* [Written task] Filter the records for lines holding the string "Reflexiones".

[Source data]
┄┄┄┄┄┄

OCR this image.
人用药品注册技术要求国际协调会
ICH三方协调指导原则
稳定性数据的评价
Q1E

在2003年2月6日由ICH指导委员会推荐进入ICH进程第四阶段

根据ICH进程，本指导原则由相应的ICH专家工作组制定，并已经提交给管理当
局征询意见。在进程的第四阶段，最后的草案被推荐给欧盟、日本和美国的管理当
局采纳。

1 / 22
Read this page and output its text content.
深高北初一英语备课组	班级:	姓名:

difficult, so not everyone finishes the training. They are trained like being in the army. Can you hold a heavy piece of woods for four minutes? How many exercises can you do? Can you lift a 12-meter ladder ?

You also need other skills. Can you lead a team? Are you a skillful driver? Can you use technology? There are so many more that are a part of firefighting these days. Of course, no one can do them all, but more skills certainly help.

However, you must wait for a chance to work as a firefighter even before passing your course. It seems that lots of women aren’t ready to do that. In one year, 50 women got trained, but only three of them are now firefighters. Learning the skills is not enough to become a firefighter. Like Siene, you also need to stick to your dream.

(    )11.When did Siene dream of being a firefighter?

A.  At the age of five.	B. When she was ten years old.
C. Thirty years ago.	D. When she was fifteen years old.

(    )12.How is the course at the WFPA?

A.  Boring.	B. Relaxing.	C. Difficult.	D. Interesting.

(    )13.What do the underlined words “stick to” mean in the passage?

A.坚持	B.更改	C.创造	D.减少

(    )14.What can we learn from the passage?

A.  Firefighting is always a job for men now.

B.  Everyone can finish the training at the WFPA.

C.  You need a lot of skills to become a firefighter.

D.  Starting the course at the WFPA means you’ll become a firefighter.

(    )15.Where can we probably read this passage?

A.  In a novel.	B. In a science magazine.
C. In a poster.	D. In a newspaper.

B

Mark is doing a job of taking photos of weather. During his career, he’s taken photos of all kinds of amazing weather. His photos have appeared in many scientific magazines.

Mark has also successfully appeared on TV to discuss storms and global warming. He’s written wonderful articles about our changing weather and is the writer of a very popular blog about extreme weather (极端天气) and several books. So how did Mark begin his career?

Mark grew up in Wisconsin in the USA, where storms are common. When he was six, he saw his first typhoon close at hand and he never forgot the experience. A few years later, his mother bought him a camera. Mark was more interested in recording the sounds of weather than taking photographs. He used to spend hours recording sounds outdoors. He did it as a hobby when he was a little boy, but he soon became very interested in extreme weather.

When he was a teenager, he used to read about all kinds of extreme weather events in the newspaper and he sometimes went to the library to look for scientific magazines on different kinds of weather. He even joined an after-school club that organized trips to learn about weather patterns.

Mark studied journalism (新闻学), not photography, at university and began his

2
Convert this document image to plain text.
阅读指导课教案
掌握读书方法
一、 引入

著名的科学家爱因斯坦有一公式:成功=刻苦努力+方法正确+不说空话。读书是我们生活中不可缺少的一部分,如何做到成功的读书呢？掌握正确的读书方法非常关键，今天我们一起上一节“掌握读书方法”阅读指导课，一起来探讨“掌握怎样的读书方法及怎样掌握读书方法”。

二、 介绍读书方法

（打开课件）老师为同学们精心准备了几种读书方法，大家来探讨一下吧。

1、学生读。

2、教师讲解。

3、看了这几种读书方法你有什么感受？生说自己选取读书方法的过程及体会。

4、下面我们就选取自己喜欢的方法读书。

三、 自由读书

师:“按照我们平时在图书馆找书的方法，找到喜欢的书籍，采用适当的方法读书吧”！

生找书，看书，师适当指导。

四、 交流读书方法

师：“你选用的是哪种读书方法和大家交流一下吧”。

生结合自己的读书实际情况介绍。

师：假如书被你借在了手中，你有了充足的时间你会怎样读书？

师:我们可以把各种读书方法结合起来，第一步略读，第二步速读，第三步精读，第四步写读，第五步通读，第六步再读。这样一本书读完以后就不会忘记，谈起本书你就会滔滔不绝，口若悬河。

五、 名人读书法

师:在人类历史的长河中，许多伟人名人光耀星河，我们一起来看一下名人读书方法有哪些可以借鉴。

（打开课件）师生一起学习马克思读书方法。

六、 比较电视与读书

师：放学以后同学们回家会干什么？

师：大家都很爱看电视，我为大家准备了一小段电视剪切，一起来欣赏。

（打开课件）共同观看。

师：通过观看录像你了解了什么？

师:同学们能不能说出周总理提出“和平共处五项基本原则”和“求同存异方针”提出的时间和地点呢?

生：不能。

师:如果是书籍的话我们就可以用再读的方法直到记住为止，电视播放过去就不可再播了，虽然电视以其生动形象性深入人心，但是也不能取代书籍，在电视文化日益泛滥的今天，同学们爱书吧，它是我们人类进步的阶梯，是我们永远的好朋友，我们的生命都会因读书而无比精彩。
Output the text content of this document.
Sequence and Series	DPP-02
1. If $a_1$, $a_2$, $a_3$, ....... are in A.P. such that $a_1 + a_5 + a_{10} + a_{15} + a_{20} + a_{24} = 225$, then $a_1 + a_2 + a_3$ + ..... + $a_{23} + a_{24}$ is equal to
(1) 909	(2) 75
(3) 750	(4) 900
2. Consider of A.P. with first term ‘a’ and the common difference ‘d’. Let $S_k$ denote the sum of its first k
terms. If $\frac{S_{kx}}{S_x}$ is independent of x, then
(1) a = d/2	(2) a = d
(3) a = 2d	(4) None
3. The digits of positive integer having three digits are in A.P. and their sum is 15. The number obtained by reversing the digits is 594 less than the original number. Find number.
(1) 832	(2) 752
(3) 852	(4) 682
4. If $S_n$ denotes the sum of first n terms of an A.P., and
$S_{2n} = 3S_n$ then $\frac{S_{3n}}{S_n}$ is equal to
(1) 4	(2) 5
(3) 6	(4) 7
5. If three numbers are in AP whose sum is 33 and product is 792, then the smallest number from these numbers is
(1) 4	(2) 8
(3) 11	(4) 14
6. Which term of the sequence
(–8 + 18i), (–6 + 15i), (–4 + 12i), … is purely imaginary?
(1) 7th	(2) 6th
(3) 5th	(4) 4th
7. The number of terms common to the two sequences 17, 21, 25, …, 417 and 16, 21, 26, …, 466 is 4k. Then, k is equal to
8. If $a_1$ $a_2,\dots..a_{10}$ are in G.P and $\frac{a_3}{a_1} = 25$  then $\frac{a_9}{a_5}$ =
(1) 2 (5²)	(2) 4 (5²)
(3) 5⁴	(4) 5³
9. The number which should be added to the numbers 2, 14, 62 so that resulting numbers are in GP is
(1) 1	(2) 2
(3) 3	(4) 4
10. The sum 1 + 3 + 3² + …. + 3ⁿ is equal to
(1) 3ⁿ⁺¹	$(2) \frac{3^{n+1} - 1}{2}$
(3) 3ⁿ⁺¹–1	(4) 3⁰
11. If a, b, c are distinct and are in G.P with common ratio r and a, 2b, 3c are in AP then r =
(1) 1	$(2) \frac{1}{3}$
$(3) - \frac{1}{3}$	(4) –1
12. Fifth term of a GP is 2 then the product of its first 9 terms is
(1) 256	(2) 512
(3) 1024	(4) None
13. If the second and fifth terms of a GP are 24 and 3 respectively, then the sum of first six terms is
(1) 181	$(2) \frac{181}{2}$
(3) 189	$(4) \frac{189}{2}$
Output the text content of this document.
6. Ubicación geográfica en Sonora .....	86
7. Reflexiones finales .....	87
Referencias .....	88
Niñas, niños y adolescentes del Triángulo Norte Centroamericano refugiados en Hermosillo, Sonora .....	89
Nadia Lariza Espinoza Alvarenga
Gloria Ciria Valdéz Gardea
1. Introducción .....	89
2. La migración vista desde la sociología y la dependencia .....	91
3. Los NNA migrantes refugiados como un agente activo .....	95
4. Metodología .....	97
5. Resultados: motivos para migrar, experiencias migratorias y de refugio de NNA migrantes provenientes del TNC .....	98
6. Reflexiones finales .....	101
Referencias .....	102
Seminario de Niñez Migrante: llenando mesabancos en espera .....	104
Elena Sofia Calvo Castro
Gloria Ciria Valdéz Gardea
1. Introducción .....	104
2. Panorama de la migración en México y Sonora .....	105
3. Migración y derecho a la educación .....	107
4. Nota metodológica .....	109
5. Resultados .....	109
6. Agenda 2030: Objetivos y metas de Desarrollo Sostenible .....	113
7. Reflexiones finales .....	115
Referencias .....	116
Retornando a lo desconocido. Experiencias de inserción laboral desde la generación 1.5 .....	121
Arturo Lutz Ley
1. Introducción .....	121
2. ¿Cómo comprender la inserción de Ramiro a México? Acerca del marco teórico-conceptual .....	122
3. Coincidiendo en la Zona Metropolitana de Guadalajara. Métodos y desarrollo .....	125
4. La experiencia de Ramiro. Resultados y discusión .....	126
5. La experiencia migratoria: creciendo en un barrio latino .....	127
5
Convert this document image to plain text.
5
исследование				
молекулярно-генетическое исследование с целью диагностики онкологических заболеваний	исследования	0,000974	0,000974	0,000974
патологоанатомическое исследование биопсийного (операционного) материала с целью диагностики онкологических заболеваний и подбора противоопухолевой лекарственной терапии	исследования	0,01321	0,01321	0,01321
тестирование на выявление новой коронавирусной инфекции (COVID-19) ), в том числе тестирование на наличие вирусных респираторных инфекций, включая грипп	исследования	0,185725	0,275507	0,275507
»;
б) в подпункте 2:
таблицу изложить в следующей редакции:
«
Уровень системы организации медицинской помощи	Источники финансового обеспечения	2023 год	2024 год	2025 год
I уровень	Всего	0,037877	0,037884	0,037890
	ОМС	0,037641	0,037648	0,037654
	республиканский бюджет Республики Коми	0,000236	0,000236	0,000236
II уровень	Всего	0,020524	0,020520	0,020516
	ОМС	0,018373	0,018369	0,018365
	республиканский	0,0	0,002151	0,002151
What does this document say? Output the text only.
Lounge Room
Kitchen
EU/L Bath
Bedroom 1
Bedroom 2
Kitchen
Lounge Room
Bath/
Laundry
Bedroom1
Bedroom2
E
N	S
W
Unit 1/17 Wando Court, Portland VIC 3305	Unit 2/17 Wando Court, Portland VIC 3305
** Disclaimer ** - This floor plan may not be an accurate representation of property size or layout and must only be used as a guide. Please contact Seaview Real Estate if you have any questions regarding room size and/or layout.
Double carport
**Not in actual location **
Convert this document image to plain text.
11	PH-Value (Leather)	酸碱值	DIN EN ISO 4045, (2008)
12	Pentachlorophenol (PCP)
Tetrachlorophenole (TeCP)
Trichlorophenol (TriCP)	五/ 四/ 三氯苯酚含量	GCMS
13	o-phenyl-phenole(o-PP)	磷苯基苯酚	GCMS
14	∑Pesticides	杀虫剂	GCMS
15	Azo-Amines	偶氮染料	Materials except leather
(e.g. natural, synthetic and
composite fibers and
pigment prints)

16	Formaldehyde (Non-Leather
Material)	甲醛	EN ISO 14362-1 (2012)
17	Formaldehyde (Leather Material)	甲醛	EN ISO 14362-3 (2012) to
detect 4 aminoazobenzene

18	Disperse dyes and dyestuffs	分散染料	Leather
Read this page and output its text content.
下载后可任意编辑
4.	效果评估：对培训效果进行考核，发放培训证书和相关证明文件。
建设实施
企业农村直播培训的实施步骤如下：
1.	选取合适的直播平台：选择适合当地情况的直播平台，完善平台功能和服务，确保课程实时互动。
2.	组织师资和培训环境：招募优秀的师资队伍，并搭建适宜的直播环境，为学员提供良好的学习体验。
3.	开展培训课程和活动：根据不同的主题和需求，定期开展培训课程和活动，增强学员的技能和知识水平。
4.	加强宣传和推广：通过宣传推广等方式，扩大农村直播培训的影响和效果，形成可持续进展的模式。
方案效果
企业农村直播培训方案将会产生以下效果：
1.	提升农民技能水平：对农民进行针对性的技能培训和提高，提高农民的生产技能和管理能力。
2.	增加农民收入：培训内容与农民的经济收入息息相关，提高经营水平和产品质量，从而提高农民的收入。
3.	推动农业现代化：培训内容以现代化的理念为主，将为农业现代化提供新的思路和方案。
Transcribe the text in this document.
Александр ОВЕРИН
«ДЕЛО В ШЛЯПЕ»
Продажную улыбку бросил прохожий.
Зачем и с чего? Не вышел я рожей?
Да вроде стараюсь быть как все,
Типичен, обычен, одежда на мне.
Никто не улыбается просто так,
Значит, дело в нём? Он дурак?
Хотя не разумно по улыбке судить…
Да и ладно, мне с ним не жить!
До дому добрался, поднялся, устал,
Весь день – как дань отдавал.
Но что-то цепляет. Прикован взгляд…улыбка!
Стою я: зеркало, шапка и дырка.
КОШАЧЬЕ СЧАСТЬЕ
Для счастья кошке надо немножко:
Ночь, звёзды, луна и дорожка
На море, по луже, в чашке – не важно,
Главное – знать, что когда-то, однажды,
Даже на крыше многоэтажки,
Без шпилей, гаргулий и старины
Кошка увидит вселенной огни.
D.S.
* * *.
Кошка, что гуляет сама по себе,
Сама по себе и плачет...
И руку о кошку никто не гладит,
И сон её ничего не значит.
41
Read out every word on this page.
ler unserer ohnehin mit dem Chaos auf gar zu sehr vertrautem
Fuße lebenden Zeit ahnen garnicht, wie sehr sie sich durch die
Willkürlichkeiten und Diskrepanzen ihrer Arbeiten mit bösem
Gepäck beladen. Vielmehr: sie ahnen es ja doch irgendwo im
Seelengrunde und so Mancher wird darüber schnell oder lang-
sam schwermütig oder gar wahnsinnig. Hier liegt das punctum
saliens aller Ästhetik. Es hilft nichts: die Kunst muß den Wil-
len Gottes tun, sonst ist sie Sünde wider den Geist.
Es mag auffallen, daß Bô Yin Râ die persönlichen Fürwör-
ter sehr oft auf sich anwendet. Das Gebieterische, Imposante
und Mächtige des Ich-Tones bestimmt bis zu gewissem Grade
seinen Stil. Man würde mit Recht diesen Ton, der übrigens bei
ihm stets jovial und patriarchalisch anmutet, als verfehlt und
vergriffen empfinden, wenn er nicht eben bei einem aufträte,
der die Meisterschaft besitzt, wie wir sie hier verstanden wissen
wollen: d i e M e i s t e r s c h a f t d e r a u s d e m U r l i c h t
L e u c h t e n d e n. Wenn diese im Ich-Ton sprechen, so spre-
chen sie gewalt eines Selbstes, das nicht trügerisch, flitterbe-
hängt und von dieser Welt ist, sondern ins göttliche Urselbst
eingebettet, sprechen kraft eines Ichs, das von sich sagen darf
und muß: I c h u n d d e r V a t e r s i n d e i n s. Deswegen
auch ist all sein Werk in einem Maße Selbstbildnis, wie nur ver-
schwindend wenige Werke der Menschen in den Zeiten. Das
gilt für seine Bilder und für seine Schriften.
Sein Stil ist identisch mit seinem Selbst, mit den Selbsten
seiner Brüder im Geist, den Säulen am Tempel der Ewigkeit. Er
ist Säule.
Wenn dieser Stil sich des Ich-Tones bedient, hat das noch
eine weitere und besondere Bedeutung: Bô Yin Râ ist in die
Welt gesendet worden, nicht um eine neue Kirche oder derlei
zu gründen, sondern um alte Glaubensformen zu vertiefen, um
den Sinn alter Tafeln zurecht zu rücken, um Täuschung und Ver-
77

┄┄┄┄┄┄

* [Solution below]
7. Reflexiones finales .....	87
6. Reflexiones finales .....	101
7. Reflexiones finales .....	115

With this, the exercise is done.